» **What this task involves**
The data below is to be returned in full and exactly.

» **Provided information**
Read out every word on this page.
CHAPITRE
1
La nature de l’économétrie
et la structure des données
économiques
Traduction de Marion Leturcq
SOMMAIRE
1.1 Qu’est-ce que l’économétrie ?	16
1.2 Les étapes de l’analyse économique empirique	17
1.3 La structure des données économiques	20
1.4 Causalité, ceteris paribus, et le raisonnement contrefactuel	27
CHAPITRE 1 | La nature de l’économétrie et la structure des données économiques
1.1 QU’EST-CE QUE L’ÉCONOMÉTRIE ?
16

» **Written response**
Read out every word on this page.
CHAPITRE
1
La nature de l’économétrie
et la structure des données
économiques
Traduction de Marion Leturcq
SOMMAIRE
1.1 Qu’est-ce que l’économétrie ?	16
1.2 Les étapes de l’analyse économique empirique	17
1.3 La structure des données économiques	20
1.4 Causalité, ceteris paribus, et le raisonnement contrefactuel	27
CHAPITRE 1 | La nature de l’économétrie et la structure des données économiques
1.1 QU’EST-CE QUE L’ÉCONOMÉTRIE ?
16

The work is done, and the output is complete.